- **Stated problem**
Reproduce without any change the lines between the one holding "day-sun-info: Sunrise: 7:20" and the one holding "day-number: 19 <box>660 310 674 322</box>", both inclusive.

* begin Available records *

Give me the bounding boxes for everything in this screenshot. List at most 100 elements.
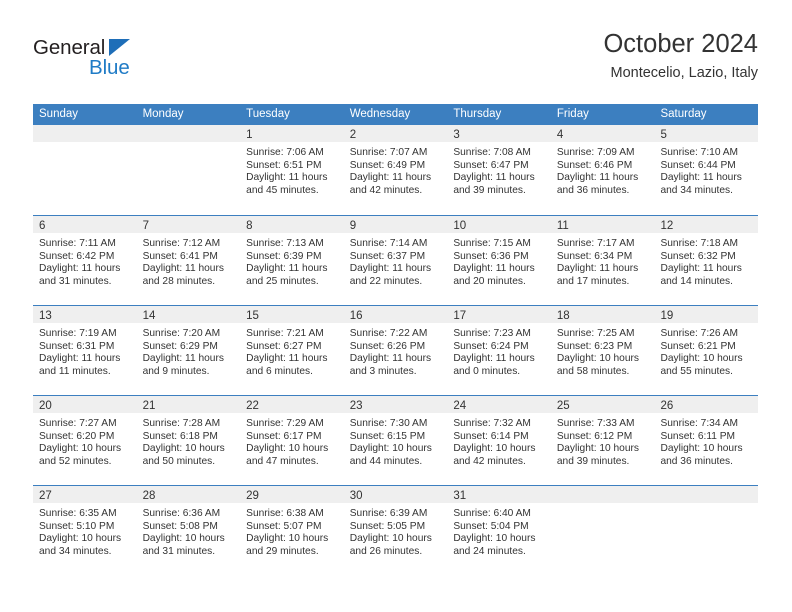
day-sun-info: Sunrise: 7:20 AM Sunset: 6:29 PM Daylight:… <box>137 323 241 378</box>
day-cell-6[interactable]: 6 Sunrise: 7:11 AM Sunset: 6:42 PM Daylight… <box>33 216 137 305</box>
day-cell-17[interactable]: 17 Sunrise: 7:23 AM Sunset: 6:24 PM Dayligh… <box>447 306 551 395</box>
day-info-line: Daylight: 10 hours <box>349 443 432 455</box>
day-number-band: 22 <box>240 396 344 413</box>
day-info-line: Sunset: 6:41 PM <box>142 250 218 262</box>
day-info-line: Sunrise: 7:20 AM <box>142 328 221 339</box>
day-cell-4[interactable]: 4 Sunrise: 7:09 AM Sunset: 6:46 PM Daylight… <box>550 125 655 215</box>
day-sun-info: Sunrise: 7:17 AM Sunset: 6:34 PM Daylight:… <box>551 233 655 288</box>
day-info-line: and 34 minutes. <box>660 184 733 196</box>
day-sun-info: Sunrise: 7:15 AM Sunset: 6:36 PM Daylight:… <box>447 233 551 288</box>
day-cell-empty <box>550 486 655 575</box>
day-number-band: 20 <box>33 396 137 413</box>
day-info-line: Daylight: 11 hours <box>246 172 328 184</box>
day-info-line: Daylight: 11 hours <box>349 263 432 275</box>
day-number: 20 <box>39 400 52 412</box>
day-info-line: and 11 minutes. <box>39 365 111 377</box>
day-sun-info: Sunrise: 7:09 AM Sunset: 6:46 PM Daylight:… <box>551 142 655 197</box>
day-cell-28[interactable]: 28 Sunrise: 6:36 AM Sunset: 5:08 PM Dayligh… <box>136 486 241 575</box>
day-number: 8 <box>246 220 253 232</box>
day-cell-empty <box>33 125 137 215</box>
day-cell-24[interactable]: 24 Sunrise: 7:32 AM Sunset: 6:14 PM Dayligh… <box>447 396 551 485</box>
day-info-line: Sunset: 6:51 PM <box>246 159 322 171</box>
day-info-line: Sunrise: 7:19 AM <box>39 328 117 339</box>
day-info-line: Sunset: 6:14 PM <box>453 430 529 442</box>
day-info-line: Sunset: 6:39 PM <box>246 250 322 262</box>
day-number-band: 19 <box>654 306 759 323</box>
day-number: 18 <box>556 310 570 322</box>
day-info-line: and 3 minutes. <box>349 365 417 377</box>
day-cell-5[interactable]: 5 Sunrise: 7:10 AM Sunset: 6:44 PM Daylight… <box>654 125 759 215</box>
day-info-line: and 20 minutes. <box>453 275 526 287</box>
day-cell-22[interactable]: 22 Sunrise: 7:29 AM Sunset: 6:17 PM Dayligh… <box>240 396 344 485</box>
day-cell-12[interactable]: 12 Sunrise: 7:18 AM Sunset: 6:32 PM Dayligh… <box>654 216 759 305</box>
day-info-line: and 6 minutes. <box>246 365 313 377</box>
day-number: 19 <box>660 310 674 322</box>
day-info-line: Daylight: 10 hours <box>246 533 329 545</box>
day-sun-info <box>33 142 137 147</box>
day-cell-16[interactable]: 16 Sunrise: 7:22 AM Sunset: 6:26 PM Dayligh… <box>343 306 448 395</box>
day-cell-8[interactable]: 8 Sunrise: 7:13 AM Sunset: 6:39 PM Daylight… <box>240 216 344 305</box>
day-info-line: Sunrise: 6:40 AM <box>453 508 531 519</box>
day-number: 15 <box>246 310 259 322</box>
day-number: 2 <box>349 129 357 141</box>
calendar-week-row: 27 Sunrise: 6:35 AM Sunset: 5:10 PM Dayligh… <box>33 485 759 575</box>
day-info-line: Sunrise: 7:21 AM <box>246 328 324 339</box>
day-number: 5 <box>660 129 667 141</box>
day-info-line: and 28 minutes. <box>142 275 216 287</box>
day-cell-9[interactable]: 9 Sunrise: 7:14 AM Sunset: 6:37 PM Daylight… <box>343 216 448 305</box>
day-sun-info: Sunrise: 7:10 AM Sunset: 6:44 PM Daylight:… <box>654 142 758 197</box>
day-cell-30[interactable]: 30 Sunrise: 6:39 AM Sunset: 5:05 PM Dayligh… <box>343 486 448 575</box>
day-info-line: Daylight: 11 hours <box>246 263 328 275</box>
day-info-line: Daylight: 11 hours <box>453 172 535 184</box>
day-info-line: and 26 minutes. <box>349 545 423 557</box>
day-info-line: Sunset: 6:27 PM <box>246 340 322 352</box>
day-cell-27[interactable]: 27 Sunrise: 6:35 AM Sunset: 5:10 PM Dayligh… <box>33 486 137 575</box>
day-info-line: Daylight: 11 hours <box>453 353 535 365</box>
day-cell-2[interactable]: 2 Sunrise: 7:07 AM Sunset: 6:49 PM Daylight… <box>343 125 448 215</box>
day-number: 26 <box>660 400 674 412</box>
day-cell-23[interactable]: 23 Sunrise: 7:30 AM Sunset: 6:15 PM Dayligh… <box>343 396 448 485</box>
day-info-line: Sunset: 5:04 PM <box>453 520 529 532</box>
day-cell-25[interactable]: 25 Sunrise: 7:33 AM Sunset: 6:12 PM Dayligh… <box>550 396 655 485</box>
day-cell-29[interactable]: 29 Sunrise: 6:38 AM Sunset: 5:07 PM Dayligh… <box>240 486 344 575</box>
day-cell-26[interactable]: 26 Sunrise: 7:34 AM Sunset: 6:11 PM Dayligh… <box>654 396 759 485</box>
day-info-line: and 36 minutes. <box>660 455 733 467</box>
day-sun-info <box>137 142 241 147</box>
day-info-line: and 58 minutes. <box>556 365 630 377</box>
day-sun-info: Sunrise: 7:23 AM Sunset: 6:24 PM Daylight:… <box>447 323 551 378</box>
day-info-line: Daylight: 10 hours <box>453 533 536 545</box>
day-sun-info: Sunrise: 7:14 AM Sunset: 6:37 PM Daylight:… <box>344 233 448 288</box>
day-info-line: and 14 minutes. <box>660 275 733 287</box>
weekday-header-row: Sunday Monday Tuesday Wednesday Thursday Frid… <box>33 104 758 125</box>
day-info-line: Sunset: 6:46 PM <box>556 159 633 171</box>
day-cell-21[interactable]: 21 Sunrise: 7:28 AM Sunset: 6:18 PM Dayligh… <box>136 396 241 485</box>
day-info-line: Sunrise: 7:27 AM <box>39 418 117 429</box>
day-sun-info: Sunrise: 7:08 AM Sunset: 6:47 PM Daylight:… <box>447 142 551 197</box>
day-cell-10[interactable]: 10 Sunrise: 7:15 AM Sunset: 6:36 PM Dayligh… <box>447 216 551 305</box>
day-cell-7[interactable]: 7 Sunrise: 7:12 AM Sunset: 6:41 PM Daylight… <box>136 216 241 305</box>
day-sun-info: Sunrise: 7:18 AM Sunset: 6:32 PM Daylight:… <box>654 233 758 288</box>
day-sun-info: Sunrise: 7:06 AM Sunset: 6:51 PM Daylight:… <box>240 142 344 197</box>
day-cell-11[interactable]: 11 Sunrise: 7:17 AM Sunset: 6:34 PM Dayligh… <box>550 216 655 305</box>
day-cell-15[interactable]: 15 Sunrise: 7:21 AM Sunset: 6:27 PM Dayligh… <box>240 306 344 395</box>
day-number-band: 31 <box>447 486 551 503</box>
day-cell-14[interactable]: 14 Sunrise: 7:20 AM Sunset: 6:29 PM Dayligh… <box>136 306 241 395</box>
day-info-line: Sunset: 6:23 PM <box>556 340 633 352</box>
day-cell-3[interactable]: 3 Sunrise: 7:08 AM Sunset: 6:47 PM Daylight… <box>447 125 551 215</box>
day-info-line: and 17 minutes. <box>556 275 630 287</box>
day-info-line: Sunrise: 6:39 AM <box>349 508 428 519</box>
day-cell-1[interactable]: 1 Sunrise: 7:06 AM Sunset: 6:51 PM Daylight… <box>240 125 344 215</box>
day-number-band: 27 <box>33 486 137 503</box>
day-number: 14 <box>142 310 156 322</box>
logo-triangle-icon <box>109 39 130 56</box>
day-cell-31[interactable]: 31 Sunrise: 6:40 AM Sunset: 5:04 PM Dayligh… <box>447 486 551 575</box>
day-cell-20[interactable]: 20 Sunrise: 7:27 AM Sunset: 6:20 PM Dayligh… <box>33 396 137 485</box>
day-info-line: and 9 minutes. <box>142 365 210 377</box>
day-cell-19[interactable]: 19 Sunrise: 7:26 AM Sunset: 6:21 PM Dayligh… <box>654 306 759 395</box>
day-cell-13[interactable]: 13 Sunrise: 7:19 AM Sunset: 6:31 PM Dayligh… <box>33 306 137 395</box>
day-info-line: Sunrise: 7:34 AM <box>660 418 739 429</box>
day-info-line: and 47 minutes. <box>246 455 319 467</box>
day-info-line: Daylight: 10 hours <box>246 443 329 455</box>
day-cell-18[interactable]: 18 Sunrise: 7:25 AM Sunset: 6:23 PM Dayligh… <box>550 306 655 395</box>
calendar-weeks: 1 Sunrise: 7:06 AM Sunset: 6:51 PM Daylight… <box>33 125 759 575</box>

* end Available records *

- **The output**
day-sun-info: Sunrise: 7:20 AM Sunset: 6:29 PM Daylight:… <box>137 323 241 378</box>
day-cell-6[interactable]: 6 Sunrise: 7:11 AM Sunset: 6:42 PM Daylight… <box>33 216 137 305</box>
day-cell-17[interactable]: 17 Sunrise: 7:23 AM Sunset: 6:24 PM Dayligh… <box>447 306 551 395</box>
day-info-line: Daylight: 10 hours <box>349 443 432 455</box>
day-number-band: 22 <box>240 396 344 413</box>
day-info-line: Sunset: 6:41 PM <box>142 250 218 262</box>
day-info-line: Sunrise: 7:20 AM <box>142 328 221 339</box>
day-cell-4[interactable]: 4 Sunrise: 7:09 AM Sunset: 6:46 PM Daylight… <box>550 125 655 215</box>
day-sun-info: Sunrise: 7:17 AM Sunset: 6:34 PM Daylight:… <box>551 233 655 288</box>
day-info-line: and 34 minutes. <box>660 184 733 196</box>
day-sun-info: Sunrise: 7:15 AM Sunset: 6:36 PM Daylight:… <box>447 233 551 288</box>
day-cell-empty <box>550 486 655 575</box>
day-number-band: 20 <box>33 396 137 413</box>
day-info-line: Daylight: 11 hours <box>246 172 328 184</box>
day-info-line: Daylight: 11 hours <box>349 263 432 275</box>
day-number: 20 <box>39 400 52 412</box>
day-info-line: and 11 minutes. <box>39 365 111 377</box>
day-sun-info: Sunrise: 7:09 AM Sunset: 6:46 PM Daylight:… <box>551 142 655 197</box>
day-cell-28[interactable]: 28 Sunrise: 6:36 AM Sunset: 5:08 PM Dayligh… <box>136 486 241 575</box>
day-number: 8 <box>246 220 253 232</box>
day-cell-empty <box>33 125 137 215</box>
day-cell-24[interactable]: 24 Sunrise: 7:32 AM Sunset: 6:14 PM Dayligh… <box>447 396 551 485</box>
day-info-line: Sunset: 6:51 PM <box>246 159 322 171</box>
day-info-line: Sunrise: 7:19 AM <box>39 328 117 339</box>
day-info-line: Sunset: 6:14 PM <box>453 430 529 442</box>
day-info-line: Sunset: 6:39 PM <box>246 250 322 262</box>
day-number-band: 19 <box>654 306 759 323</box>
day-number: 18 <box>556 310 570 322</box>
day-info-line: and 3 minutes. <box>349 365 417 377</box>
day-cell-5[interactable]: 5 Sunrise: 7:10 AM Sunset: 6:44 PM Daylight… <box>654 125 759 215</box>
day-info-line: and 20 minutes. <box>453 275 526 287</box>
day-cell-22[interactable]: 22 Sunrise: 7:29 AM Sunset: 6:17 PM Dayligh… <box>240 396 344 485</box>
day-cell-12[interactable]: 12 Sunrise: 7:18 AM Sunset: 6:32 PM Dayligh… <box>654 216 759 305</box>
day-info-line: and 6 minutes. <box>246 365 313 377</box>
day-number: 19 <box>660 310 674 322</box>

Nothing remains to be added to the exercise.